** START DATA IN THIS EXERCISE **

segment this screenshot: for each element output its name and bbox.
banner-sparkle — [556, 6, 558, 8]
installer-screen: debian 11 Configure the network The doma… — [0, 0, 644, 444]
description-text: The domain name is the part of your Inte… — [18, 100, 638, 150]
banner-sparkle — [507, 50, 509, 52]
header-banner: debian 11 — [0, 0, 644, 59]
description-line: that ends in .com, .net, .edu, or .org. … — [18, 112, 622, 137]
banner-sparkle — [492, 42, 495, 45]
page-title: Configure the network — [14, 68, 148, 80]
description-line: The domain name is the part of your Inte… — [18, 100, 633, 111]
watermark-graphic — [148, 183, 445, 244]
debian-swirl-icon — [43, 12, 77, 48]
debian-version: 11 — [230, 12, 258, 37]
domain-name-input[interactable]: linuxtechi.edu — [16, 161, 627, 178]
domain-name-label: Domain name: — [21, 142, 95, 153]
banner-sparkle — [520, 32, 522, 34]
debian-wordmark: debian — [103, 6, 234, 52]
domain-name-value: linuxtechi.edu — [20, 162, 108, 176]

** END DATA IN THIS EXERCISE **

WRITTEN REQUEST: Rewrite the stretch of data from its first line through the line containing "installer-screen: debian 11", putting "Set up" in place of "Configure" and leaving everything else unchanged.

THE REPLY:
segment this screenshot: for each element output its name and bbox.
banner-sparkle — [556, 6, 558, 8]
installer-screen: debian 11 Set up the network The doma… — [0, 0, 644, 444]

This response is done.